Document segment:
This week, I thought I would share my thoughts on the political landscape we find ourselves in and some tips to avoid mistakes of the past.
By Paul Kaseke
These are of course just my thoughts and are not binding on anyone.
I believe one thing that we still lack in our political discourse is the ability to engage in a constructive discussion without resorting to “Donald Trump politics” of insults and threats.
We still take disagreeing views as acts of aggression and proceed to attack each other instead of dealing with the argument.
It has come to the point where people feel afraid to disagree with manifestos of certain candidates because a brigade of overzealous intolerant zealots will come and shred one’s reputation and dignity.
That ought not to be the case.
Previously, we used to call out Zanu PF youth for this kind of behaviour, but it has gone far beyond the ruling party and extends to opposition supporters as well.
Regardless of who we support or what views we take, we ought to be able to agree to disagree and be able to hold a civil conversation on the matter as matured adults.
There really is no need to engage in the kind of politics popularised by former First Lady Grace Mugabe, together with her allies.
That kind of politics was characterised by indecent, vitriolic and condescending comments that never addressed the issue, but instead attacked the person.
This must end.
The Constitution entitles us to express our views and we should, as citizens, be able to engage with each other respectfully.
If you disagree with what I write in this or other pieces, that is fine, but respectfully tell me where and why.
In that way, I might learn a thing or two and concede to your view points.
Don’t call me an EDiot if I happen to agree with something the President has said or call me a Neriot for agreeing with something Nelson Chamisa says.
That is shallow analysis and shows a lack of political maturity, in fact, it shows a lack of maturity full stop.
Let’s have robust engagements cognisant of the fact that we are all humans entitled to the same rights of dignity but beyond that, we are unified by our shared nationality.
That should manifest itself in the way we disagree with each other.
Am I advocating for a passive society that does not disagree with each other?
I am instead saying, we can disagree, but that should not degenerate to insults or hatred.
Let’s robustly debate policies rather than personalities.
The age of politicians should not be a factor unless it results in a potential dereliction of duties or some incapacity of some sort.
It must be said that age in itself is not a policy nor a manifesto, so people should instead be asking what this candidate is bringing to the table and what their policies are instead of judging by the age of the candidate.
Globally, some great leaders came into office in their 40s and others in their 70s so let’s judge on merit and ability to deliver working solutions.
We should move past the politics of attacking perceived political opponents and political leaders should lead the way by discouraging supporters from making derogatory comments.
The responsibilities of leaders in this regard should go as far as changing chants and slogans.
The “down with so and so” slogans must stop.
We can propel our ideas and policies without us denouncing candidates.
The best ideas should win over people.

Provided records:
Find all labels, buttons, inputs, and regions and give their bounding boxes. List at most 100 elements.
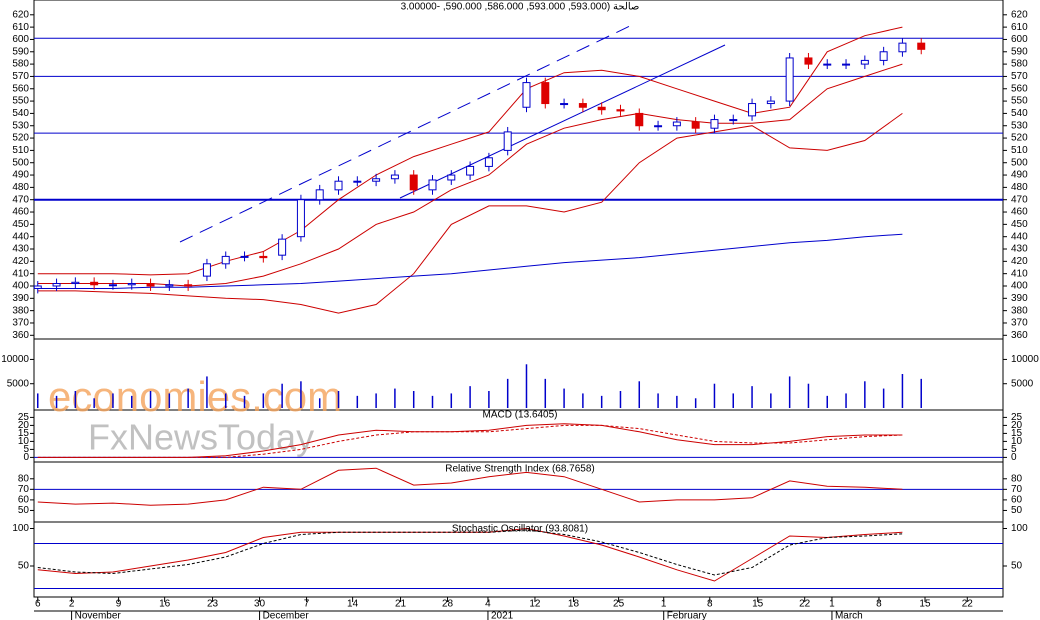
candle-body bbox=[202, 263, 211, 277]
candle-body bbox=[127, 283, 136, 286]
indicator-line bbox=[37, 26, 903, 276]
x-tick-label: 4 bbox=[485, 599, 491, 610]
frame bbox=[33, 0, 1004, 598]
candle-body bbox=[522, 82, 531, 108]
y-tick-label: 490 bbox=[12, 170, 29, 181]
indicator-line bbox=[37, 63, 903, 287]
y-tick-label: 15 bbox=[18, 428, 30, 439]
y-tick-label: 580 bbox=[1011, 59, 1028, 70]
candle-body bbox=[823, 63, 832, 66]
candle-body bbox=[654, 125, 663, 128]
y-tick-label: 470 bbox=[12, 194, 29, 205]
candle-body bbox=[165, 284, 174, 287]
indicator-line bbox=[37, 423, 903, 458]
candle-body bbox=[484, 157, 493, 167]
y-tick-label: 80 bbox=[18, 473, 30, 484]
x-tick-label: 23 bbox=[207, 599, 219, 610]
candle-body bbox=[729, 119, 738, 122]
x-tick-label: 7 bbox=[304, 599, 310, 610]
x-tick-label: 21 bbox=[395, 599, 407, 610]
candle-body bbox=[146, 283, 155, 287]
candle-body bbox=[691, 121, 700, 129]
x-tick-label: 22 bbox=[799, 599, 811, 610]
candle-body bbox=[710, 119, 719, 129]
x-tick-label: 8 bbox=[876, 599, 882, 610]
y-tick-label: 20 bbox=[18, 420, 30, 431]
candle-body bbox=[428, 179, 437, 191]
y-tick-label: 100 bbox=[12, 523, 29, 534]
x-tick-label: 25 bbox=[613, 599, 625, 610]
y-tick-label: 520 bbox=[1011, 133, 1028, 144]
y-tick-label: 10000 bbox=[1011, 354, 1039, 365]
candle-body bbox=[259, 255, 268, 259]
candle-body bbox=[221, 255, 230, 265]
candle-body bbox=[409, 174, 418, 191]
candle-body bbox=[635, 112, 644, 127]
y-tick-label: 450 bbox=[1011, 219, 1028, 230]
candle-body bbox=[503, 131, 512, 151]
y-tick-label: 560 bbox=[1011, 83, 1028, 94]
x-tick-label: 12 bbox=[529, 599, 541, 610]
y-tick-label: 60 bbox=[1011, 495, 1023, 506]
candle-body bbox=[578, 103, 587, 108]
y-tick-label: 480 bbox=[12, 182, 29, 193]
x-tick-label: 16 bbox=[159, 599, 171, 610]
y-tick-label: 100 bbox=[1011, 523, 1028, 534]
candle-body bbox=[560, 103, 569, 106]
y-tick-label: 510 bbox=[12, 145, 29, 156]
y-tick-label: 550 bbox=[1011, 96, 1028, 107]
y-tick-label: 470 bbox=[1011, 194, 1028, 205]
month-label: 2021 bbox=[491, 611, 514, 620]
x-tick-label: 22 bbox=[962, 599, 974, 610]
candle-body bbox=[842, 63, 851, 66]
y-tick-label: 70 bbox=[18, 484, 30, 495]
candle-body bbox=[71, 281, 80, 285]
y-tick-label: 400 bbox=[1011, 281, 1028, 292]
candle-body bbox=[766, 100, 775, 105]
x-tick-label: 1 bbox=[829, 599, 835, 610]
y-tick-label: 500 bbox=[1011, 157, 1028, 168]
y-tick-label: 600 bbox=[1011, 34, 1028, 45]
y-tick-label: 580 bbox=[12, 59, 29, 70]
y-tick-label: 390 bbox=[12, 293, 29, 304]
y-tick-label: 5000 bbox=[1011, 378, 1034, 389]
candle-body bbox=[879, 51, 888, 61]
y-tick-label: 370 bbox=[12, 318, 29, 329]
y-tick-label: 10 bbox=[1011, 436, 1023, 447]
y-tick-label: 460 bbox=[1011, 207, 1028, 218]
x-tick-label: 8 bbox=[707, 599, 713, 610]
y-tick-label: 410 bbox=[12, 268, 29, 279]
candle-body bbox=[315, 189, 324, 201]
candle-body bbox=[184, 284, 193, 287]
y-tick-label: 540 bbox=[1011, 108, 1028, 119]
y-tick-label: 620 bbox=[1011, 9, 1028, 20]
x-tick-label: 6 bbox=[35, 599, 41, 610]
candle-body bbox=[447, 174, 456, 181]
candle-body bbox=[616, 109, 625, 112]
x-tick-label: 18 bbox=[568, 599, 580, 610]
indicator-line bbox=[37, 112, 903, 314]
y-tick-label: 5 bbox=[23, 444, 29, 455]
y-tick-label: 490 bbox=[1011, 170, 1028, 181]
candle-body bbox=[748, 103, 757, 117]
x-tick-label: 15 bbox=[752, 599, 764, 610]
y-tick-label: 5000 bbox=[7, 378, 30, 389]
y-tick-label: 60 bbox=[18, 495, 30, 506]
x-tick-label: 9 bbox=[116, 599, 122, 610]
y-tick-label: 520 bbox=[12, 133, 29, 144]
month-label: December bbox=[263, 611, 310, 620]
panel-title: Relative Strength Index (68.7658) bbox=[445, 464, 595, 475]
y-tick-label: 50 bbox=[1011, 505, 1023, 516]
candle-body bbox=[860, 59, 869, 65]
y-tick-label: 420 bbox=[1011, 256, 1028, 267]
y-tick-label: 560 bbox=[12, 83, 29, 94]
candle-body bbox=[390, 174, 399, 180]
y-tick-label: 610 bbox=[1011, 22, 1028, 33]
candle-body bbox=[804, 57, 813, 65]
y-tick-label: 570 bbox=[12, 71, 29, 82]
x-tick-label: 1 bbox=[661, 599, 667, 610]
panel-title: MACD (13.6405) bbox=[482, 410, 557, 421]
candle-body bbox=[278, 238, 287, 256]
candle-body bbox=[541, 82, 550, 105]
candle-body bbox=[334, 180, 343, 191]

* * *

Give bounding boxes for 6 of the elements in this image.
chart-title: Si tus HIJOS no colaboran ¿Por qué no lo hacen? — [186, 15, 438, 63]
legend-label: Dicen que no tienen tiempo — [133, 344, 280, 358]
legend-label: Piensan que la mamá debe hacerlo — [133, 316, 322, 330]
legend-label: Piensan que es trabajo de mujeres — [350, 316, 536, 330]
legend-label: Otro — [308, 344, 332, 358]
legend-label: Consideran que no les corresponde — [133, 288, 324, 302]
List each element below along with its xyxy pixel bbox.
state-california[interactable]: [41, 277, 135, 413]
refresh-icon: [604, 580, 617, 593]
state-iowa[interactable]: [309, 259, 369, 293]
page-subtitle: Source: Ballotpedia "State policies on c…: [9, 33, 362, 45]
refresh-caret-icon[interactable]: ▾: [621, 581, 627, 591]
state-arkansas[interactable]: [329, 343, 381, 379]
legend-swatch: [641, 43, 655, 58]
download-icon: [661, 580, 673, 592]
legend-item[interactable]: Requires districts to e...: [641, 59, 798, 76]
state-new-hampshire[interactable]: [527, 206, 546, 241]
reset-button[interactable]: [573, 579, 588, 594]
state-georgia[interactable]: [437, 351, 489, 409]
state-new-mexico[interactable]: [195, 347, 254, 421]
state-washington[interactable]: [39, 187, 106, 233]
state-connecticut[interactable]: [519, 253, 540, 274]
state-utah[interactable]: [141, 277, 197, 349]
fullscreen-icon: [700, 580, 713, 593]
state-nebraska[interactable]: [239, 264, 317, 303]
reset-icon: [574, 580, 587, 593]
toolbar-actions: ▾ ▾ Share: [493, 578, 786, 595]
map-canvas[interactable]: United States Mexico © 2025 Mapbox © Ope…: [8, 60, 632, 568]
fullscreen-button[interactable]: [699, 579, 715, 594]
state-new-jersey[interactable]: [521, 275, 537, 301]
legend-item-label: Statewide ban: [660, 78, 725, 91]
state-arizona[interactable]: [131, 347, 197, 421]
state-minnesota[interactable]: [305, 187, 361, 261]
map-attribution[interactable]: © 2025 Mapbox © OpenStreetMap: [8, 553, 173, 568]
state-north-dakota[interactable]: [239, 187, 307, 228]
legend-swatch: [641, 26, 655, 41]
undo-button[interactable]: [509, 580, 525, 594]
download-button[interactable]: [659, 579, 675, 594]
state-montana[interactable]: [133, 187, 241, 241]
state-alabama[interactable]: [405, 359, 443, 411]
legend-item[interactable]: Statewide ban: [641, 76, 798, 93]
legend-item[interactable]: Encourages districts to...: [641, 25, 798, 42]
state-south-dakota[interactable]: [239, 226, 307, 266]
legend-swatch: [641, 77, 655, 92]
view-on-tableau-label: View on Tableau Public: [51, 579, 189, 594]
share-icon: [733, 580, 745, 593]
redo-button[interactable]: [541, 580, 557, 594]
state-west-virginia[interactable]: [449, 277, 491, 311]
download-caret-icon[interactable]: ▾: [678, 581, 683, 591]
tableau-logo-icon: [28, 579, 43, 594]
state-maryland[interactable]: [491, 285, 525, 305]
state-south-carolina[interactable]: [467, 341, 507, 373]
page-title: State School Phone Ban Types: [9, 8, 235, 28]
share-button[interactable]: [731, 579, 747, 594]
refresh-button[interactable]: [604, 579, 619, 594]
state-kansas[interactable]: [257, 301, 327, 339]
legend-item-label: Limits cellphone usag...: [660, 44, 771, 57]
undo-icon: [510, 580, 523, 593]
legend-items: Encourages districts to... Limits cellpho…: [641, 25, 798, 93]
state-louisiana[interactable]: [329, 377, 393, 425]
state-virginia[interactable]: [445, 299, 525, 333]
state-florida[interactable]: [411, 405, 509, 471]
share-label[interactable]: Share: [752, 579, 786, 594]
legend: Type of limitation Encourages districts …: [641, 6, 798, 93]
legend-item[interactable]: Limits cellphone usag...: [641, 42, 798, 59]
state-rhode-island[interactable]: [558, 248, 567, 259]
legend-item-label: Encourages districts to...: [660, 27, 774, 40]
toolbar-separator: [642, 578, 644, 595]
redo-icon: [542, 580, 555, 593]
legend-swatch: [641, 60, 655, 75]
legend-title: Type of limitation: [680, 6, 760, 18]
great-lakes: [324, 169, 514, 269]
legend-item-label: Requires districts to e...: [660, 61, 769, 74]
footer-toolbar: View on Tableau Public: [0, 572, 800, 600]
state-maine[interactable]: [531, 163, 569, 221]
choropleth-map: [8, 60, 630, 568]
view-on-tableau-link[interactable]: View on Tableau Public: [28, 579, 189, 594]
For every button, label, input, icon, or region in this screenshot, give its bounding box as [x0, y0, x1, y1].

--

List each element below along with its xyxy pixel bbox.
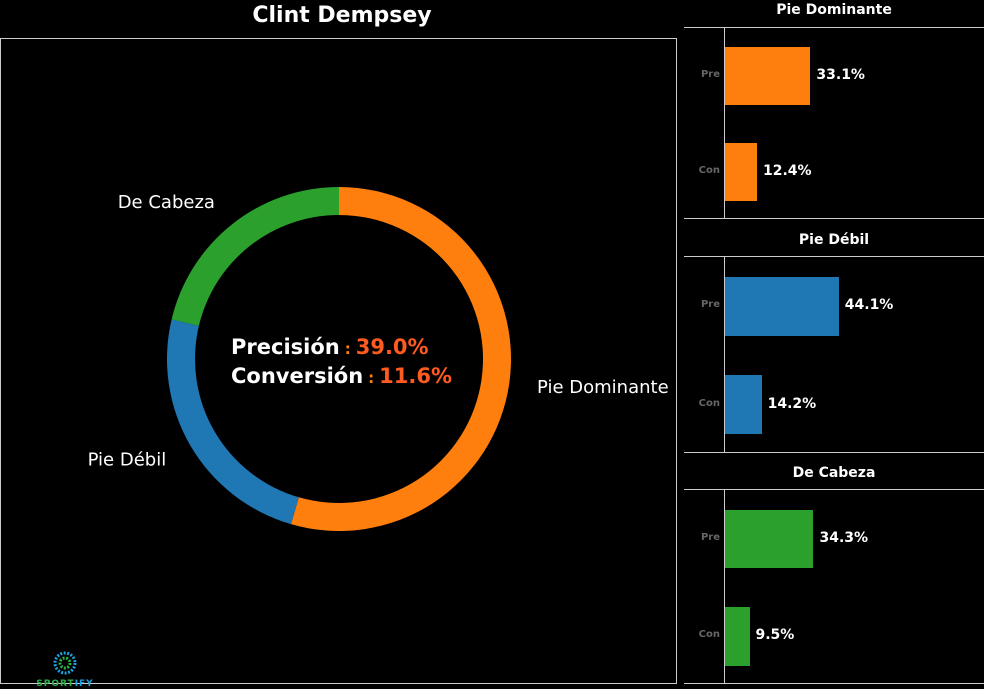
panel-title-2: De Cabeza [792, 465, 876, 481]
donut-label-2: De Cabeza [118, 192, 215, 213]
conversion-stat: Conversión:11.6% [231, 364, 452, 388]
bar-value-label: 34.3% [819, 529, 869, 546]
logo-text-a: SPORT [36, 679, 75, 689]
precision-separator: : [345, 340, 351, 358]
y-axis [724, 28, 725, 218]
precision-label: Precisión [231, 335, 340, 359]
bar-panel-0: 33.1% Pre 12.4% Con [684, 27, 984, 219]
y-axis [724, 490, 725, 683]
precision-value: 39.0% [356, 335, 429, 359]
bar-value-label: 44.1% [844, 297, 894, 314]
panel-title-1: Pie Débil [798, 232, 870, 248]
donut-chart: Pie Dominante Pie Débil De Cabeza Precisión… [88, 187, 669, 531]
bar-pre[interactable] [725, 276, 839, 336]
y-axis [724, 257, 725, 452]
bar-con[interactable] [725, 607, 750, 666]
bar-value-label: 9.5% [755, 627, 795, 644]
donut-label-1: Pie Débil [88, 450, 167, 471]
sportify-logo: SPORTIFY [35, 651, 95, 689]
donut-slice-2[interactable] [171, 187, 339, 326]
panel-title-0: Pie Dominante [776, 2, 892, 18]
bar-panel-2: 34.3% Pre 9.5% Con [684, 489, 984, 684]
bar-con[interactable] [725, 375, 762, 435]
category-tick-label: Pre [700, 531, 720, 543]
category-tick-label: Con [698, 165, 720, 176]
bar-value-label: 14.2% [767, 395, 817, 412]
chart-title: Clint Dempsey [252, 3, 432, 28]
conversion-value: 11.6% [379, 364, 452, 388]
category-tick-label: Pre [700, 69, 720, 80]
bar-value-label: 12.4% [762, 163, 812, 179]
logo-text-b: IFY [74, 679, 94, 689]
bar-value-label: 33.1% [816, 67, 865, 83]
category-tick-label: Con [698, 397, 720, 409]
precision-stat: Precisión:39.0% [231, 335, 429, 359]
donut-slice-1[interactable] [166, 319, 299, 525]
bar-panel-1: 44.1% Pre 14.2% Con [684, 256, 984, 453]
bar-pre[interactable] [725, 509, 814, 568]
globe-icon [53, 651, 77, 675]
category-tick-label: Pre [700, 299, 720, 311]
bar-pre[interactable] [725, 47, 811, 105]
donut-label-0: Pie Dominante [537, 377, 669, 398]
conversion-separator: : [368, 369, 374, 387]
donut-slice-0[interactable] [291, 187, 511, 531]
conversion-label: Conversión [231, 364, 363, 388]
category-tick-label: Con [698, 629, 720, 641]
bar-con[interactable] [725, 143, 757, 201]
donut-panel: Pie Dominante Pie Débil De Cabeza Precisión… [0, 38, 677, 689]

What is needed: Reproduce verbatim the passage of the opinion piece on political discourse between "It has come" and "This must end.", inclusive.

Reply to the task:
It has come to the point where people feel afraid to disagree with manifestos of certain candidates because a brigade of overzealous intolerant zealots will come and shred one’s reputation and dignity.
That ought not to be the case.
Previously, we used to call out Zanu PF youth for this kind of behaviour, but it has gone far beyond the ruling party and extends to opposition supporters as well.
Regardless of who we support or what views we take, we ought to be able to agree to disagree and be able to hold a civil conversation on the matter as matured adults.
There really is no need to engage in the kind of politics popularised by former First Lady Grace Mugabe, together with her allies.
That kind of politics was characterised by indecent, vitriolic and condescending comments that never addressed the issue, but instead attacked the person.
This must end.